To do:
Each record below should be output verbatim, without pictures.

The records:
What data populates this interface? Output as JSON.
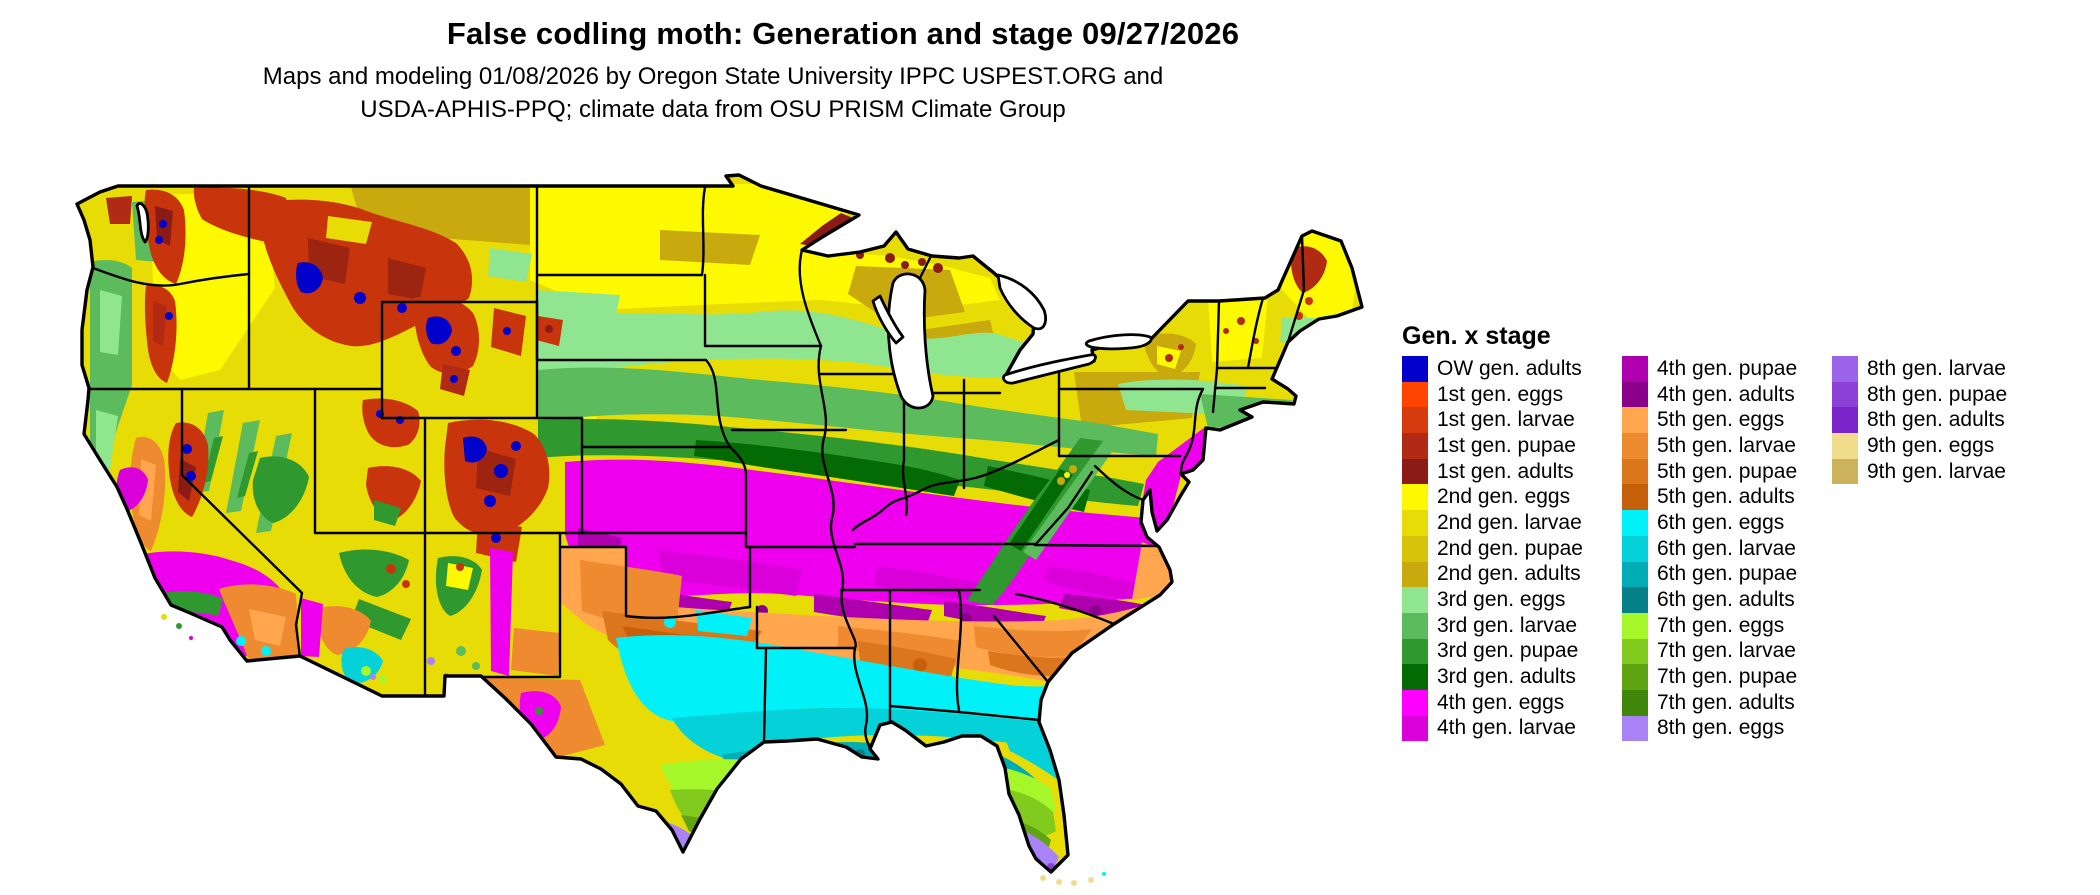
{
  "header": {
    "title": "False codling moth: Generation and stage 09/27/2026",
    "subtitle_line1": "Maps and modeling 01/08/2026 by Oregon State University IPPC USPEST.ORG and",
    "subtitle_line2": "USDA-APHIS-PPQ; climate data from OSU PRISM Climate Group"
  },
  "legend": {
    "title": "Gen. x stage",
    "columns": [
      [
        {
          "label": "OW gen. adults",
          "color": "#0000CD"
        },
        {
          "label": "1st gen. eggs",
          "color": "#FE4400"
        },
        {
          "label": "1st gen. larvae",
          "color": "#D63B10"
        },
        {
          "label": "1st gen. pupae",
          "color": "#B12A13"
        },
        {
          "label": "1st gen. adults",
          "color": "#8B1B17"
        },
        {
          "label": "2nd gen. eggs",
          "color": "#FDF900"
        },
        {
          "label": "2nd gen. larvae",
          "color": "#E7DC06"
        },
        {
          "label": "2nd gen. pupae",
          "color": "#D5C40A"
        },
        {
          "label": "2nd gen. adults",
          "color": "#C8A90E"
        },
        {
          "label": "3rd gen. eggs",
          "color": "#90E690"
        },
        {
          "label": "3rd gen. larvae",
          "color": "#5CBB5C"
        },
        {
          "label": "3rd gen. pupae",
          "color": "#2F982F"
        },
        {
          "label": "3rd gen. adults",
          "color": "#046B04"
        },
        {
          "label": "4th gen. eggs",
          "color": "#FE00FE"
        },
        {
          "label": "4th gen. larvae",
          "color": "#DA00DA"
        }
      ],
      [
        {
          "label": "4th gen. pupae",
          "color": "#AE00AE"
        },
        {
          "label": "4th gen. adults",
          "color": "#8B008B"
        },
        {
          "label": "5th gen. eggs",
          "color": "#FFA64E"
        },
        {
          "label": "5th gen. larvae",
          "color": "#EE8A30"
        },
        {
          "label": "5th gen. pupae",
          "color": "#DC761D"
        },
        {
          "label": "5th gen. adults",
          "color": "#C65F0A"
        },
        {
          "label": "6th gen. eggs",
          "color": "#00F2F8"
        },
        {
          "label": "6th gen. larvae",
          "color": "#04D2D8"
        },
        {
          "label": "6th gen. pupae",
          "color": "#00ACB5"
        },
        {
          "label": "6th gen. adults",
          "color": "#057F88"
        },
        {
          "label": "7th gen. eggs",
          "color": "#A5F729"
        },
        {
          "label": "7th gen. larvae",
          "color": "#83CA1E"
        },
        {
          "label": "7th gen. pupae",
          "color": "#60A414"
        },
        {
          "label": "7th gen. adults",
          "color": "#3F860B"
        },
        {
          "label": "8th gen. eggs",
          "color": "#A983F5"
        }
      ],
      [
        {
          "label": "8th gen. larvae",
          "color": "#9B63E8"
        },
        {
          "label": "8th gen. pupae",
          "color": "#8B3FD6"
        },
        {
          "label": "8th gen. adults",
          "color": "#7B24C9"
        },
        {
          "label": "9th gen. eggs",
          "color": "#EFDD8C"
        },
        {
          "label": "9th gen. larvae",
          "color": "#CDB45C"
        }
      ]
    ]
  },
  "map": {
    "outline_color": "#000000",
    "water_color": "#FFFFFF"
  }
}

In response:
What data populates this interface? Output as JSON.
{
  "header": {
    "title": "False codling moth: Generation and stage 09/27/2026",
    "subtitle_line1": "Maps and modeling 01/08/2026 by Oregon State University IPPC USPEST.ORG and",
    "subtitle_line2": "USDA-APHIS-PPQ; climate data from OSU PRISM Climate Group"
  },
  "legend": {
    "title": "Gen. x stage",
    "columns": [
      [
        {
          "label": "OW gen. adults",
          "color": "#0000CD"
        },
        {
          "label": "1st gen. eggs",
          "color": "#FE4400"
        },
        {
          "label": "1st gen. larvae",
          "color": "#D63B10"
        },
        {
          "label": "1st gen. pupae",
          "color": "#B12A13"
        },
        {
          "label": "1st gen. adults",
          "color": "#8B1B17"
        },
        {
          "label": "2nd gen. eggs",
          "color": "#FDF900"
        },
        {
          "label": "2nd gen. larvae",
          "color": "#E7DC06"
        },
        {
          "label": "2nd gen. pupae",
          "color": "#D5C40A"
        },
        {
          "label": "2nd gen. adults",
          "color": "#C8A90E"
        },
        {
          "label": "3rd gen. eggs",
          "color": "#90E690"
        },
        {
          "label": "3rd gen. larvae",
          "color": "#5CBB5C"
        },
        {
          "label": "3rd gen. pupae",
          "color": "#2F982F"
        },
        {
          "label": "3rd gen. adults",
          "color": "#046B04"
        },
        {
          "label": "4th gen. eggs",
          "color": "#FE00FE"
        },
        {
          "label": "4th gen. larvae",
          "color": "#DA00DA"
        }
      ],
      [
        {
          "label": "4th gen. pupae",
          "color": "#AE00AE"
        },
        {
          "label": "4th gen. adults",
          "color": "#8B008B"
        },
        {
          "label": "5th gen. eggs",
          "color": "#FFA64E"
        },
        {
          "label": "5th gen. larvae",
          "color": "#EE8A30"
        },
        {
          "label": "5th gen. pupae",
          "color": "#DC761D"
        },
        {
          "label": "5th gen. adults",
          "color": "#C65F0A"
        },
        {
          "label": "6th gen. eggs",
          "color": "#00F2F8"
        },
        {
          "label": "6th gen. larvae",
          "color": "#04D2D8"
        },
        {
          "label": "6th gen. pupae",
          "color": "#00ACB5"
        },
        {
          "label": "6th gen. adults",
          "color": "#057F88"
        },
        {
          "label": "7th gen. eggs",
          "color": "#A5F729"
        },
        {
          "label": "7th gen. larvae",
          "color": "#83CA1E"
        },
        {
          "label": "7th gen. pupae",
          "color": "#60A414"
        },
        {
          "label": "7th gen. adults",
          "color": "#3F860B"
        },
        {
          "label": "8th gen. eggs",
          "color": "#A983F5"
        }
      ],
      [
        {
          "label": "8th gen. larvae",
          "color": "#9B63E8"
        },
        {
          "label": "8th gen. pupae",
          "color": "#8B3FD6"
        },
        {
          "label": "8th gen. adults",
          "color": "#7B24C9"
        },
        {
          "label": "9th gen. eggs",
          "color": "#EFDD8C"
        },
        {
          "label": "9th gen. larvae",
          "color": "#CDB45C"
        }
      ]
    ]
  },
  "map": {
    "outline_color": "#000000",
    "water_color": "#FFFFFF"
  }
}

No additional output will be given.